▸ **SET PROBLEM**: Reproduce all the entries exactly and keep the pictures out.

▸ **RECORD EXCERPTS**:
# # #
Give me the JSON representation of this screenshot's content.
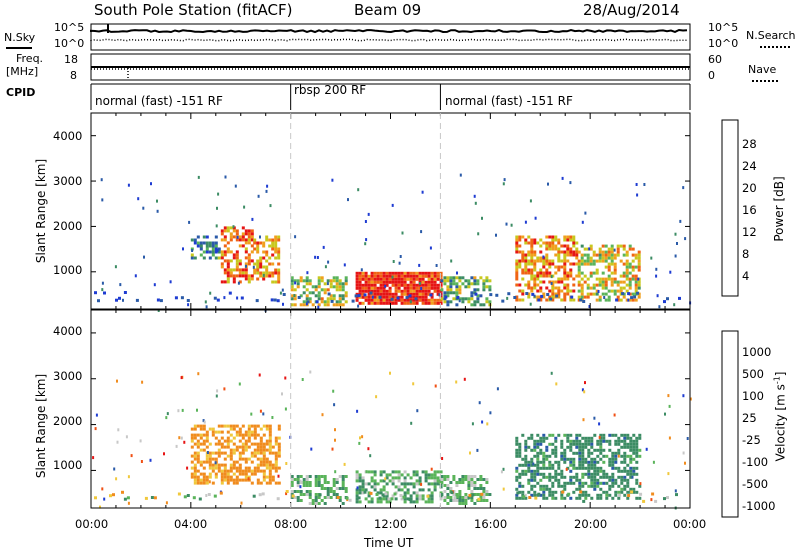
{
  "header": {
    "station": "South Pole Station (fitACF)",
    "beam": "Beam 09",
    "date": "28/Aug/2014"
  },
  "noise_panel": {
    "left_label": "N.Sky",
    "right_label": "N.Search",
    "left_ticks": [
      "10^5",
      "10^0"
    ],
    "right_ticks": [
      "10^5",
      "10^0"
    ]
  },
  "freq_panel": {
    "left_label_1": "Freq.",
    "left_label_2": "[MHz]",
    "right_label": "Nave",
    "left_ticks": [
      "18",
      "8"
    ],
    "right_ticks": [
      "60",
      "0"
    ]
  },
  "cpid_panel": {
    "label": "CPID",
    "segments": [
      "normal (fast) -151 RF",
      "rbsp 200 RF",
      "normal (fast) -151 RF"
    ]
  },
  "x_axis": {
    "label": "Time UT",
    "ticks": [
      "00:00",
      "04:00",
      "08:00",
      "12:00",
      "16:00",
      "20:00",
      "00:00"
    ]
  },
  "power_panel": {
    "ylabel": "Slant Range [km]",
    "y_ticks": [
      "1000",
      "2000",
      "3000",
      "4000"
    ],
    "colorbar_label": "Power [dB]",
    "colorbar_ticks": [
      "4",
      "8",
      "12",
      "16",
      "20",
      "24",
      "28"
    ],
    "colors": [
      "#1e3cd2",
      "#2a5aa8",
      "#3c8c64",
      "#5ab45a",
      "#c8c81e",
      "#f0a01e",
      "#f06414",
      "#e61414"
    ]
  },
  "velocity_panel": {
    "ylabel": "Slant Range [km]",
    "y_ticks": [
      "1000",
      "2000",
      "3000",
      "4000"
    ],
    "colorbar_label": "Velocity [m s",
    "colorbar_label_sup": "-1",
    "colorbar_label_end": "]",
    "colorbar_ticks": [
      "1000",
      "500",
      "100",
      "25",
      "-25",
      "-100",
      "-500",
      "-1000"
    ],
    "colors": [
      "#1e3cd2",
      "#2a5aa8",
      "#3c8c64",
      "#5ab45a",
      "#c8c8c8",
      "#f0c83c",
      "#f08c1e",
      "#f05014",
      "#e61414"
    ]
  },
  "chart_data": {
    "type": "heatmap",
    "title": "South Pole Station (fitACF)",
    "xlabel": "Time UT",
    "ylabel": "Slant Range [km]",
    "x_range_hours": [
      0,
      24
    ],
    "y_range_km": [
      180,
      4500
    ],
    "panels": [
      {
        "name": "Power [dB]",
        "color_range": [
          0,
          30
        ],
        "regions": [
          {
            "t": [
              4.0,
              5.2
            ],
            "r": [
              1300,
              1800
            ],
            "value": 9
          },
          {
            "t": [
              5.2,
              6.5
            ],
            "r": [
              800,
              2000
            ],
            "value": 24
          },
          {
            "t": [
              6.5,
              7.5
            ],
            "r": [
              800,
              1800
            ],
            "value": 22
          },
          {
            "t": [
              8.0,
              10.2
            ],
            "r": [
              300,
              900
            ],
            "value": 16
          },
          {
            "t": [
              10.6,
              14.0
            ],
            "r": [
              300,
              1000
            ],
            "value": 28
          },
          {
            "t": [
              14.0,
              16.0
            ],
            "r": [
              300,
              900
            ],
            "value": 12
          },
          {
            "t": [
              17.0,
              19.5
            ],
            "r": [
              400,
              1800
            ],
            "value": 22
          },
          {
            "t": [
              19.5,
              22.0
            ],
            "r": [
              400,
              1600
            ],
            "value": 18
          }
        ]
      },
      {
        "name": "Velocity [m s-1]",
        "color_range": [
          -1000,
          1000
        ],
        "regions": [
          {
            "t": [
              4.0,
              7.5
            ],
            "r": [
              700,
              2000
            ],
            "value": -150
          },
          {
            "t": [
              8.0,
              10.2
            ],
            "r": [
              300,
              900
            ],
            "value": 80
          },
          {
            "t": [
              10.6,
              14.0
            ],
            "r": [
              300,
              1000
            ],
            "value": 80
          },
          {
            "t": [
              14.0,
              16.0
            ],
            "r": [
              300,
              900
            ],
            "value": 60
          },
          {
            "t": [
              17.0,
              22.0
            ],
            "r": [
              400,
              1800
            ],
            "value": 300
          }
        ]
      }
    ]
  }
}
# # #
▸ **FULL SOLUTION**:
Give me the JSON representation of this screenshot's content.
{
  "header": {
    "station": "South Pole Station (fitACF)",
    "beam": "Beam 09",
    "date": "28/Aug/2014"
  },
  "noise_panel": {
    "left_label": "N.Sky",
    "right_label": "N.Search",
    "left_ticks": [
      "10^5",
      "10^0"
    ],
    "right_ticks": [
      "10^5",
      "10^0"
    ]
  },
  "freq_panel": {
    "left_label_1": "Freq.",
    "left_label_2": "[MHz]",
    "right_label": "Nave",
    "left_ticks": [
      "18",
      "8"
    ],
    "right_ticks": [
      "60",
      "0"
    ]
  },
  "cpid_panel": {
    "label": "CPID",
    "segments": [
      "normal (fast) -151 RF",
      "rbsp 200 RF",
      "normal (fast) -151 RF"
    ]
  },
  "x_axis": {
    "label": "Time UT",
    "ticks": [
      "00:00",
      "04:00",
      "08:00",
      "12:00",
      "16:00",
      "20:00",
      "00:00"
    ]
  },
  "power_panel": {
    "ylabel": "Slant Range [km]",
    "y_ticks": [
      "1000",
      "2000",
      "3000",
      "4000"
    ],
    "colorbar_label": "Power [dB]",
    "colorbar_ticks": [
      "4",
      "8",
      "12",
      "16",
      "20",
      "24",
      "28"
    ],
    "colors": [
      "#1e3cd2",
      "#2a5aa8",
      "#3c8c64",
      "#5ab45a",
      "#c8c81e",
      "#f0a01e",
      "#f06414",
      "#e61414"
    ]
  },
  "velocity_panel": {
    "ylabel": "Slant Range [km]",
    "y_ticks": [
      "1000",
      "2000",
      "3000",
      "4000"
    ],
    "colorbar_label": "Velocity [m s",
    "colorbar_label_sup": "-1",
    "colorbar_label_end": "]",
    "colorbar_ticks": [
      "1000",
      "500",
      "100",
      "25",
      "-25",
      "-100",
      "-500",
      "-1000"
    ],
    "colors": [
      "#1e3cd2",
      "#2a5aa8",
      "#3c8c64",
      "#5ab45a",
      "#c8c8c8",
      "#f0c83c",
      "#f08c1e",
      "#f05014",
      "#e61414"
    ]
  },
  "chart_data": {
    "type": "heatmap",
    "title": "South Pole Station (fitACF)",
    "xlabel": "Time UT",
    "ylabel": "Slant Range [km]",
    "x_range_hours": [
      0,
      24
    ],
    "y_range_km": [
      180,
      4500
    ],
    "panels": [
      {
        "name": "Power [dB]",
        "color_range": [
          0,
          30
        ],
        "regions": [
          {
            "t": [
              4.0,
              5.2
            ],
            "r": [
              1300,
              1800
            ],
            "value": 9
          },
          {
            "t": [
              5.2,
              6.5
            ],
            "r": [
              800,
              2000
            ],
            "value": 24
          },
          {
            "t": [
              6.5,
              7.5
            ],
            "r": [
              800,
              1800
            ],
            "value": 22
          },
          {
            "t": [
              8.0,
              10.2
            ],
            "r": [
              300,
              900
            ],
            "value": 16
          },
          {
            "t": [
              10.6,
              14.0
            ],
            "r": [
              300,
              1000
            ],
            "value": 28
          },
          {
            "t": [
              14.0,
              16.0
            ],
            "r": [
              300,
              900
            ],
            "value": 12
          },
          {
            "t": [
              17.0,
              19.5
            ],
            "r": [
              400,
              1800
            ],
            "value": 22
          },
          {
            "t": [
              19.5,
              22.0
            ],
            "r": [
              400,
              1600
            ],
            "value": 18
          }
        ]
      },
      {
        "name": "Velocity [m s-1]",
        "color_range": [
          -1000,
          1000
        ],
        "regions": [
          {
            "t": [
              4.0,
              7.5
            ],
            "r": [
              700,
              2000
            ],
            "value": -150
          },
          {
            "t": [
              8.0,
              10.2
            ],
            "r": [
              300,
              900
            ],
            "value": 80
          },
          {
            "t": [
              10.6,
              14.0
            ],
            "r": [
              300,
              1000
            ],
            "value": 80
          },
          {
            "t": [
              14.0,
              16.0
            ],
            "r": [
              300,
              900
            ],
            "value": 60
          },
          {
            "t": [
              17.0,
              22.0
            ],
            "r": [
              400,
              1800
            ],
            "value": 300
          }
        ]
      }
    ]
  }
}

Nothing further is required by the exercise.